# STATED GOAL
Repeat the listing that follows, character for character, minus the pictures.

# RECORDS FOR THE EXERCISE
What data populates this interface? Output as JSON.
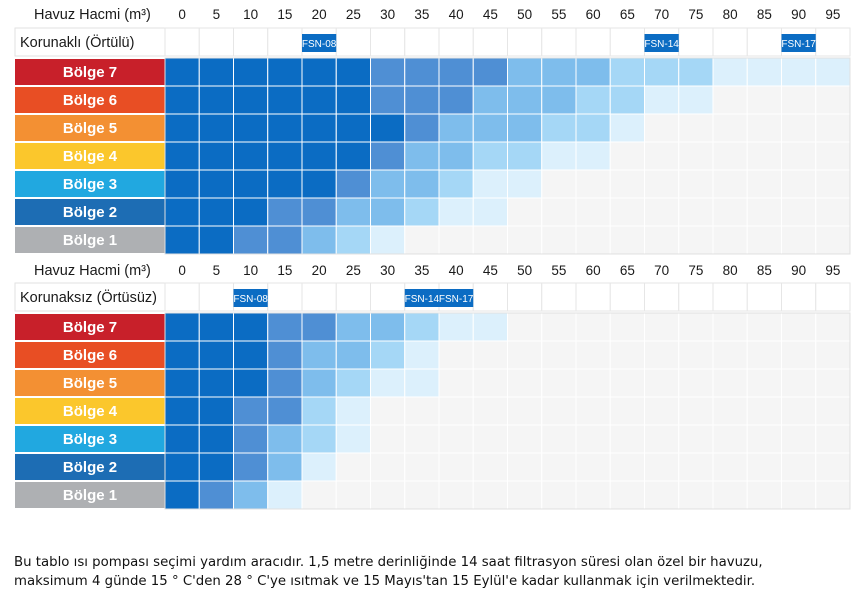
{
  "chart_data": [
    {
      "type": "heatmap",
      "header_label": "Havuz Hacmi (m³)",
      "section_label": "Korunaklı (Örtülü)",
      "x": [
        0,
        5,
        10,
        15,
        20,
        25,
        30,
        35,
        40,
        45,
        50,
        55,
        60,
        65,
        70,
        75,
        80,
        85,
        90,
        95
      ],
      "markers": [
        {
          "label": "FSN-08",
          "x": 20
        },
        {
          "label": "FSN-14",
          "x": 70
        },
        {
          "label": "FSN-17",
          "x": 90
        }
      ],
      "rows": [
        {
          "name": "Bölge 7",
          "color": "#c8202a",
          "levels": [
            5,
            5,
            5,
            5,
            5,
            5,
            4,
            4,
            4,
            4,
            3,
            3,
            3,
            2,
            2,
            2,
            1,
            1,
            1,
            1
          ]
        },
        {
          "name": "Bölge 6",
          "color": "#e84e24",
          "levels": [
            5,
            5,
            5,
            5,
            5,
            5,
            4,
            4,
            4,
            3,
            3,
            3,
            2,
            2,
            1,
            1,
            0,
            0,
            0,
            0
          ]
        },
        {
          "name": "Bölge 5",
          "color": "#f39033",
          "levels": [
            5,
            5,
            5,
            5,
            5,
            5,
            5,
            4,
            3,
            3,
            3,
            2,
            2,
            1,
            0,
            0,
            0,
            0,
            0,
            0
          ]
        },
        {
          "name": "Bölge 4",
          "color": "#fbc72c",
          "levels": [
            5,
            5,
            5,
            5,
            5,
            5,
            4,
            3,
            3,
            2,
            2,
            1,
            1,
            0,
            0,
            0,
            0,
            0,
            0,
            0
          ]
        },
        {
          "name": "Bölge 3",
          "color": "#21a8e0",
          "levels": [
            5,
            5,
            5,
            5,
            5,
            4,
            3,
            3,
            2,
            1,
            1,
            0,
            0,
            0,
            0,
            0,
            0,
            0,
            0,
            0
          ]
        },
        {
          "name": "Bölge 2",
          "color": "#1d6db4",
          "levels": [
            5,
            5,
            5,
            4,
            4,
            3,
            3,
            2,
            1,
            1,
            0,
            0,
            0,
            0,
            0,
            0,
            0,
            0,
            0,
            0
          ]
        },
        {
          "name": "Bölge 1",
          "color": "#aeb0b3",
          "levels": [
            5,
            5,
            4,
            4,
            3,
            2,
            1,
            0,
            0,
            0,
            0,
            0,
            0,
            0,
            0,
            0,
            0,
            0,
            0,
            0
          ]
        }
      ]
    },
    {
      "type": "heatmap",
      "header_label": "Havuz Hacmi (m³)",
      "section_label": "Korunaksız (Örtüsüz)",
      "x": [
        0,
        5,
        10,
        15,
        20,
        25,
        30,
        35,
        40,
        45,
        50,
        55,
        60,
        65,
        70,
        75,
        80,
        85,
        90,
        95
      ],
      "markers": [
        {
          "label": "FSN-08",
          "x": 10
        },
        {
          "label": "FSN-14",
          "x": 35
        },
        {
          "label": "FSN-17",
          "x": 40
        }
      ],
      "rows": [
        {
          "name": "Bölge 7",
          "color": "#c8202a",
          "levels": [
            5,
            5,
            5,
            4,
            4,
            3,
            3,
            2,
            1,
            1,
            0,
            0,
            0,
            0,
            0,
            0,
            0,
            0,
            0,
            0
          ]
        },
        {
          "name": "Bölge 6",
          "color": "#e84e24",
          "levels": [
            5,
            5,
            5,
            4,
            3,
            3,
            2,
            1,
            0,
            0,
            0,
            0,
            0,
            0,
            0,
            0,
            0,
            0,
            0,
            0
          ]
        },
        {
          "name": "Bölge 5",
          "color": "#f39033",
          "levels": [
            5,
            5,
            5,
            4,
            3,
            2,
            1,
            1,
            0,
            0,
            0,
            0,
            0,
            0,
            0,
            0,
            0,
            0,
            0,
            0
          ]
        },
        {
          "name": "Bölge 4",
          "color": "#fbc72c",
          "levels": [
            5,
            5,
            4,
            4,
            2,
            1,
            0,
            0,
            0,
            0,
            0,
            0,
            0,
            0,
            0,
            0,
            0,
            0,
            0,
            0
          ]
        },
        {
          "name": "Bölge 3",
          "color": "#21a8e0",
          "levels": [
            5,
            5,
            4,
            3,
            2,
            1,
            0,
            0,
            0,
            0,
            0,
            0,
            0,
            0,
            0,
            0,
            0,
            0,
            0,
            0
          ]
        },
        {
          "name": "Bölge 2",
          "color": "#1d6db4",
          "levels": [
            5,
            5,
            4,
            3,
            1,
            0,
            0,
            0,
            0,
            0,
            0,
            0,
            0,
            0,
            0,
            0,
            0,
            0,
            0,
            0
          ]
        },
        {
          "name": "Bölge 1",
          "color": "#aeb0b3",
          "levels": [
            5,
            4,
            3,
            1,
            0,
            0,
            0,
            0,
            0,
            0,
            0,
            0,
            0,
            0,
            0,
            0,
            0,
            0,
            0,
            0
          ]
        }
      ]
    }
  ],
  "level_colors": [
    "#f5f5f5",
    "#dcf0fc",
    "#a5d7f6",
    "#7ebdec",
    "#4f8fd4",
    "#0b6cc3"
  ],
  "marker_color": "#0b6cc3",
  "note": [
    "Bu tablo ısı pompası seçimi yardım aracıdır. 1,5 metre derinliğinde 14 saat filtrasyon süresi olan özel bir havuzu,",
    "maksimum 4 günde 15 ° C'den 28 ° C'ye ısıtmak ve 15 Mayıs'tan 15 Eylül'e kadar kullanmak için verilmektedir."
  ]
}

# EXERCISE RESULT
What data populates this interface? Output as JSON.
{
  "chart_data": [
    {
      "type": "heatmap",
      "header_label": "Havuz Hacmi (m³)",
      "section_label": "Korunaklı (Örtülü)",
      "x": [
        0,
        5,
        10,
        15,
        20,
        25,
        30,
        35,
        40,
        45,
        50,
        55,
        60,
        65,
        70,
        75,
        80,
        85,
        90,
        95
      ],
      "markers": [
        {
          "label": "FSN-08",
          "x": 20
        },
        {
          "label": "FSN-14",
          "x": 70
        },
        {
          "label": "FSN-17",
          "x": 90
        }
      ],
      "rows": [
        {
          "name": "Bölge 7",
          "color": "#c8202a",
          "levels": [
            5,
            5,
            5,
            5,
            5,
            5,
            4,
            4,
            4,
            4,
            3,
            3,
            3,
            2,
            2,
            2,
            1,
            1,
            1,
            1
          ]
        },
        {
          "name": "Bölge 6",
          "color": "#e84e24",
          "levels": [
            5,
            5,
            5,
            5,
            5,
            5,
            4,
            4,
            4,
            3,
            3,
            3,
            2,
            2,
            1,
            1,
            0,
            0,
            0,
            0
          ]
        },
        {
          "name": "Bölge 5",
          "color": "#f39033",
          "levels": [
            5,
            5,
            5,
            5,
            5,
            5,
            5,
            4,
            3,
            3,
            3,
            2,
            2,
            1,
            0,
            0,
            0,
            0,
            0,
            0
          ]
        },
        {
          "name": "Bölge 4",
          "color": "#fbc72c",
          "levels": [
            5,
            5,
            5,
            5,
            5,
            5,
            4,
            3,
            3,
            2,
            2,
            1,
            1,
            0,
            0,
            0,
            0,
            0,
            0,
            0
          ]
        },
        {
          "name": "Bölge 3",
          "color": "#21a8e0",
          "levels": [
            5,
            5,
            5,
            5,
            5,
            4,
            3,
            3,
            2,
            1,
            1,
            0,
            0,
            0,
            0,
            0,
            0,
            0,
            0,
            0
          ]
        },
        {
          "name": "Bölge 2",
          "color": "#1d6db4",
          "levels": [
            5,
            5,
            5,
            4,
            4,
            3,
            3,
            2,
            1,
            1,
            0,
            0,
            0,
            0,
            0,
            0,
            0,
            0,
            0,
            0
          ]
        },
        {
          "name": "Bölge 1",
          "color": "#aeb0b3",
          "levels": [
            5,
            5,
            4,
            4,
            3,
            2,
            1,
            0,
            0,
            0,
            0,
            0,
            0,
            0,
            0,
            0,
            0,
            0,
            0,
            0
          ]
        }
      ]
    },
    {
      "type": "heatmap",
      "header_label": "Havuz Hacmi (m³)",
      "section_label": "Korunaksız (Örtüsüz)",
      "x": [
        0,
        5,
        10,
        15,
        20,
        25,
        30,
        35,
        40,
        45,
        50,
        55,
        60,
        65,
        70,
        75,
        80,
        85,
        90,
        95
      ],
      "markers": [
        {
          "label": "FSN-08",
          "x": 10
        },
        {
          "label": "FSN-14",
          "x": 35
        },
        {
          "label": "FSN-17",
          "x": 40
        }
      ],
      "rows": [
        {
          "name": "Bölge 7",
          "color": "#c8202a",
          "levels": [
            5,
            5,
            5,
            4,
            4,
            3,
            3,
            2,
            1,
            1,
            0,
            0,
            0,
            0,
            0,
            0,
            0,
            0,
            0,
            0
          ]
        },
        {
          "name": "Bölge 6",
          "color": "#e84e24",
          "levels": [
            5,
            5,
            5,
            4,
            3,
            3,
            2,
            1,
            0,
            0,
            0,
            0,
            0,
            0,
            0,
            0,
            0,
            0,
            0,
            0
          ]
        },
        {
          "name": "Bölge 5",
          "color": "#f39033",
          "levels": [
            5,
            5,
            5,
            4,
            3,
            2,
            1,
            1,
            0,
            0,
            0,
            0,
            0,
            0,
            0,
            0,
            0,
            0,
            0,
            0
          ]
        },
        {
          "name": "Bölge 4",
          "color": "#fbc72c",
          "levels": [
            5,
            5,
            4,
            4,
            2,
            1,
            0,
            0,
            0,
            0,
            0,
            0,
            0,
            0,
            0,
            0,
            0,
            0,
            0,
            0
          ]
        },
        {
          "name": "Bölge 3",
          "color": "#21a8e0",
          "levels": [
            5,
            5,
            4,
            3,
            2,
            1,
            0,
            0,
            0,
            0,
            0,
            0,
            0,
            0,
            0,
            0,
            0,
            0,
            0,
            0
          ]
        },
        {
          "name": "Bölge 2",
          "color": "#1d6db4",
          "levels": [
            5,
            5,
            4,
            3,
            1,
            0,
            0,
            0,
            0,
            0,
            0,
            0,
            0,
            0,
            0,
            0,
            0,
            0,
            0,
            0
          ]
        },
        {
          "name": "Bölge 1",
          "color": "#aeb0b3",
          "levels": [
            5,
            4,
            3,
            1,
            0,
            0,
            0,
            0,
            0,
            0,
            0,
            0,
            0,
            0,
            0,
            0,
            0,
            0,
            0,
            0
          ]
        }
      ]
    }
  ],
  "level_colors": [
    "#f5f5f5",
    "#dcf0fc",
    "#a5d7f6",
    "#7ebdec",
    "#4f8fd4",
    "#0b6cc3"
  ],
  "marker_color": "#0b6cc3",
  "note": [
    "Bu tablo ısı pompası seçimi yardım aracıdır. 1,5 metre derinliğinde 14 saat filtrasyon süresi olan özel bir havuzu,",
    "maksimum 4 günde 15 ° C'den 28 ° C'ye ısıtmak ve 15 Mayıs'tan 15 Eylül'e kadar kullanmak için verilmektedir."
  ]
}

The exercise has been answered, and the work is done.